(Material shown):
==================================================

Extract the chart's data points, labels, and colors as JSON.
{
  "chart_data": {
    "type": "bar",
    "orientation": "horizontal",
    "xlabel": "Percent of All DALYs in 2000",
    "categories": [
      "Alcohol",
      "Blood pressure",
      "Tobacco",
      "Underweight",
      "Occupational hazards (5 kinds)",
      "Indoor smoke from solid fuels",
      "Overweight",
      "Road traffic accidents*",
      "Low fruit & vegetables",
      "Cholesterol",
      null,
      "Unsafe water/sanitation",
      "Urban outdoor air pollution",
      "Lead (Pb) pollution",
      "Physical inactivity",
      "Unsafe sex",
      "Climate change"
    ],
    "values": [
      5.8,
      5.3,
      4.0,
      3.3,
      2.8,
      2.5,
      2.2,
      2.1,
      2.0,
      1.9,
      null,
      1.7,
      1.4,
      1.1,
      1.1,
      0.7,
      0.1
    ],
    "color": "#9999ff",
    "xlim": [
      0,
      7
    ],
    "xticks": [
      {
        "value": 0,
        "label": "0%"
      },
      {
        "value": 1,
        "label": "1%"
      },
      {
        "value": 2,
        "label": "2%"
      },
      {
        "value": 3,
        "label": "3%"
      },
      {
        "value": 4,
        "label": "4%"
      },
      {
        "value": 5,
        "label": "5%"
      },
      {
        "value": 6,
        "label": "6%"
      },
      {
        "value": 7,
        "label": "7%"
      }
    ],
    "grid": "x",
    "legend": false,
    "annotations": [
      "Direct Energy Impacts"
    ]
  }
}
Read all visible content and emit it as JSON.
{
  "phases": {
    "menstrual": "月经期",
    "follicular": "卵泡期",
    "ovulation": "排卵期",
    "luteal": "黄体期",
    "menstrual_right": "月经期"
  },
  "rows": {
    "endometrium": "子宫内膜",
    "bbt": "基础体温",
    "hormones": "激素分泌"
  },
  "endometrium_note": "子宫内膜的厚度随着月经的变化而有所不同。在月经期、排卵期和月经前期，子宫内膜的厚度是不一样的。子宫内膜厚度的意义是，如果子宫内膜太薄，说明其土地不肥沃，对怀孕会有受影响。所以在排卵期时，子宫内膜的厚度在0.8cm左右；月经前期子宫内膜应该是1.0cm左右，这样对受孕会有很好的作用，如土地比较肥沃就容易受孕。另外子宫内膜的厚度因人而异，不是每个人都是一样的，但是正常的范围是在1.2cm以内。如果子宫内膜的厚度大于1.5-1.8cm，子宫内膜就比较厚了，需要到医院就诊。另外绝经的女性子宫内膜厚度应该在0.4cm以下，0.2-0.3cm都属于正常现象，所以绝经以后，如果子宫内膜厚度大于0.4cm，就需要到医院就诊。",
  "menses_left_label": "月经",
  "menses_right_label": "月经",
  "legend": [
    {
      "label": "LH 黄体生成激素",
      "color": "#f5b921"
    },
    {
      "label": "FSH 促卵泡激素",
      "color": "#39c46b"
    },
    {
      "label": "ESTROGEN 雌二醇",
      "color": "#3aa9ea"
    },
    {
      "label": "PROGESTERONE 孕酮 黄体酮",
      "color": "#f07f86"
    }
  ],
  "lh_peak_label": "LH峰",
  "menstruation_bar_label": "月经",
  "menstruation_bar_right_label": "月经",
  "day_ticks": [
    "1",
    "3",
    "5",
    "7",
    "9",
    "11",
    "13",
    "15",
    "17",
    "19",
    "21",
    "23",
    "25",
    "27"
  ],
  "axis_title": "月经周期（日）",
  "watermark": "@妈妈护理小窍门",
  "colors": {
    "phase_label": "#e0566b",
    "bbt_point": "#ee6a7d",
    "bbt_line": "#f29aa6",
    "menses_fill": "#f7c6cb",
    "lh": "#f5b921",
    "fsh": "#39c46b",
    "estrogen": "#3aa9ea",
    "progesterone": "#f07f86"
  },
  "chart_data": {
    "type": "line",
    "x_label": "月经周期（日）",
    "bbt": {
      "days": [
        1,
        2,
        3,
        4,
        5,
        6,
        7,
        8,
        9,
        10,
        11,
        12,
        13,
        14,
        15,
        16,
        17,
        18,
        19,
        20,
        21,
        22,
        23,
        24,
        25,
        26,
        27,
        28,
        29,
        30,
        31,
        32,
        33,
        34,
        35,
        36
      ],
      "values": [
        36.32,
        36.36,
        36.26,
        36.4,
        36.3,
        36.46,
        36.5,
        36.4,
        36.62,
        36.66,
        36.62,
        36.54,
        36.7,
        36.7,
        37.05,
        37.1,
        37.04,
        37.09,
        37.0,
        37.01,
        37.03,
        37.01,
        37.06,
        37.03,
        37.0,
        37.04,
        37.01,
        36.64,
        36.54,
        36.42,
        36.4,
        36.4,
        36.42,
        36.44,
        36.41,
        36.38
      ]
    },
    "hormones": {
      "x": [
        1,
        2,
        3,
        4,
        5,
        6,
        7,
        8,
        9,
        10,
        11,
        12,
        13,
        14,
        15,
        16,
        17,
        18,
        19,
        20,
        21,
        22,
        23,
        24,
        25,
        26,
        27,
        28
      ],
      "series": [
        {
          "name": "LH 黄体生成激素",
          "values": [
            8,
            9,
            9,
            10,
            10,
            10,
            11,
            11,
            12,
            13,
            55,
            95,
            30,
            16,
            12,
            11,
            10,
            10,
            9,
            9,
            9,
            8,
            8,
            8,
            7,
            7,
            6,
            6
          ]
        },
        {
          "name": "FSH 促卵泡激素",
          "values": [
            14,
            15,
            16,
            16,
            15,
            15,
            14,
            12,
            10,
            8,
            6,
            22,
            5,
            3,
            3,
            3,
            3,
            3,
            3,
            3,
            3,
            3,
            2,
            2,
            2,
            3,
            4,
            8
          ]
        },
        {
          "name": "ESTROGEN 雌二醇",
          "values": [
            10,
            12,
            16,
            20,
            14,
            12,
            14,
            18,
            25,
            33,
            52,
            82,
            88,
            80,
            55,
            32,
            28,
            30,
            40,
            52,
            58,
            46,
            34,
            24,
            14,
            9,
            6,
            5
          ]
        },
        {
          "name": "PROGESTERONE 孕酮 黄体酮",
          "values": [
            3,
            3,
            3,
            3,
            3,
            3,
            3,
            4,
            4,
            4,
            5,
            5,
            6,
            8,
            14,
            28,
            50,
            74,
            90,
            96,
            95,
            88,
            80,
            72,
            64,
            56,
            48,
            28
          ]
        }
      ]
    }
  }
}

==================================================

(Given task): All records above must be set down exactly, please.

(The answer):
Extract the chart's data points, labels, and colors as JSON.
{
  "chart_data": {
    "type": "bar",
    "orientation": "horizontal",
    "xlabel": "Percent of All DALYs in 2000",
    "categories": [
      "Alcohol",
      "Blood pressure",
      "Tobacco",
      "Underweight",
      "Occupational hazards (5 kinds)",
      "Indoor smoke from solid fuels",
      "Overweight",
      "Road traffic accidents*",
      "Low fruit & vegetables",
      "Cholesterol",
      null,
      "Unsafe water/sanitation",
      "Urban outdoor air pollution",
      "Lead (Pb) pollution",
      "Physical inactivity",
      "Unsafe sex",
      "Climate change"
    ],
    "values": [
      5.8,
      5.3,
      4.0,
      3.3,
      2.8,
      2.5,
      2.2,
      2.1,
      2.0,
      1.9,
      null,
      1.7,
      1.4,
      1.1,
      1.1,
      0.7,
      0.1
    ],
    "color": "#9999ff",
    "xlim": [
      0,
      7
    ],
    "xticks": [
      {
        "value": 0,
        "label": "0%"
      },
      {
        "value": 1,
        "label": "1%"
      },
      {
        "value": 2,
        "label": "2%"
      },
      {
        "value": 3,
        "label": "3%"
      },
      {
        "value": 4,
        "label": "4%"
      },
      {
        "value": 5,
        "label": "5%"
      },
      {
        "value": 6,
        "label": "6%"
      },
      {
        "value": 7,
        "label": "7%"
      }
    ],
    "grid": "x",
    "legend": false,
    "annotations": [
      "Direct Energy Impacts"
    ]
  }
}
Read all visible content and emit it as JSON.
{
  "phases": {
    "menstrual": "月经期",
    "follicular": "卵泡期",
    "ovulation": "排卵期",
    "luteal": "黄体期",
    "menstrual_right": "月经期"
  },
  "rows": {
    "endometrium": "子宫内膜",
    "bbt": "基础体温",
    "hormones": "激素分泌"
  },
  "endometrium_note": "子宫内膜的厚度随着月经的变化而有所不同。在月经期、排卵期和月经前期，子宫内膜的厚度是不一样的。子宫内膜厚度的意义是，如果子宫内膜太薄，说明其土地不肥沃，对怀孕会有受影响。所以在排卵期时，子宫内膜的厚度在0.8cm左右；月经前期子宫内膜应该是1.0cm左右，这样对受孕会有很好的作用，如土地比较肥沃就容易受孕。另外子宫内膜的厚度因人而异，不是每个人都是一样的，但是正常的范围是在1.2cm以内。如果子宫内膜的厚度大于1.5-1.8cm，子宫内膜就比较厚了，需要到医院就诊。另外绝经的女性子宫内膜厚度应该在0.4cm以下，0.2-0.3cm都属于正常现象，所以绝经以后，如果子宫内膜厚度大于0.4cm，就需要到医院就诊。",
  "menses_left_label": "月经",
  "menses_right_label": "月经",
  "legend": [
    {
      "label": "LH 黄体生成激素",
      "color": "#f5b921"
    },
    {
      "label": "FSH 促卵泡激素",
      "color": "#39c46b"
    },
    {
      "label": "ESTROGEN 雌二醇",
      "color": "#3aa9ea"
    },
    {
      "label": "PROGESTERONE 孕酮 黄体酮",
      "color": "#f07f86"
    }
  ],
  "lh_peak_label": "LH峰",
  "menstruation_bar_label": "月经",
  "menstruation_bar_right_label": "月经",
  "day_ticks": [
    "1",
    "3",
    "5",
    "7",
    "9",
    "11",
    "13",
    "15",
    "17",
    "19",
    "21",
    "23",
    "25",
    "27"
  ],
  "axis_title": "月经周期（日）",
  "watermark": "@妈妈护理小窍门",
  "colors": {
    "phase_label": "#e0566b",
    "bbt_point": "#ee6a7d",
    "bbt_line": "#f29aa6",
    "menses_fill": "#f7c6cb",
    "lh": "#f5b921",
    "fsh": "#39c46b",
    "estrogen": "#3aa9ea",
    "progesterone": "#f07f86"
  },
  "chart_data": {
    "type": "line",
    "x_label": "月经周期（日）",
    "bbt": {
      "days": [
        1,
        2,
        3,
        4,
        5,
        6,
        7,
        8,
        9,
        10,
        11,
        12,
        13,
        14,
        15,
        16,
        17,
        18,
        19,
        20,
        21,
        22,
        23,
        24,
        25,
        26,
        27,
        28,
        29,
        30,
        31,
        32,
        33,
        34,
        35,
        36
      ],
      "values": [
        36.32,
        36.36,
        36.26,
        36.4,
        36.3,
        36.46,
        36.5,
        36.4,
        36.62,
        36.66,
        36.62,
        36.54,
        36.7,
        36.7,
        37.05,
        37.1,
        37.04,
        37.09,
        37.0,
        37.01,
        37.03,
        37.01,
        37.06,
        37.03,
        37.0,
        37.04,
        37.01,
        36.64,
        36.54,
        36.42,
        36.4,
        36.4,
        36.42,
        36.44,
        36.41,
        36.38
      ]
    },
    "hormones": {
      "x": [
        1,
        2,
        3,
        4,
        5,
        6,
        7,
        8,
        9,
        10,
        11,
        12,
        13,
        14,
        15,
        16,
        17,
        18,
        19,
        20,
        21,
        22,
        23,
        24,
        25,
        26,
        27,
        28
      ],
      "series": [
        {
          "name": "LH 黄体生成激素",
          "values": [
            8,
            9,
            9,
            10,
            10,
            10,
            11,
            11,
            12,
            13,
            55,
            95,
            30,
            16,
            12,
            11,
            10,
            10,
            9,
            9,
            9,
            8,
            8,
            8,
            7,
            7,
            6,
            6
          ]
        },
        {
          "name": "FSH 促卵泡激素",
          "values": [
            14,
            15,
            16,
            16,
            15,
            15,
            14,
            12,
            10,
            8,
            6,
            22,
            5,
            3,
            3,
            3,
            3,
            3,
            3,
            3,
            3,
            3,
            2,
            2,
            2,
            3,
            4,
            8
          ]
        },
        {
          "name": "ESTROGEN 雌二醇",
          "values": [
            10,
            12,
            16,
            20,
            14,
            12,
            14,
            18,
            25,
            33,
            52,
            82,
            88,
            80,
            55,
            32,
            28,
            30,
            40,
            52,
            58,
            46,
            34,
            24,
            14,
            9,
            6,
            5
          ]
        },
        {
          "name": "PROGESTERONE 孕酮 黄体酮",
          "values": [
            3,
            3,
            3,
            3,
            3,
            3,
            3,
            4,
            4,
            4,
            5,
            5,
            6,
            8,
            14,
            28,
            50,
            74,
            90,
            96,
            95,
            88,
            80,
            72,
            64,
            56,
            48,
            28
          ]
        }
      ]
    }
  }
}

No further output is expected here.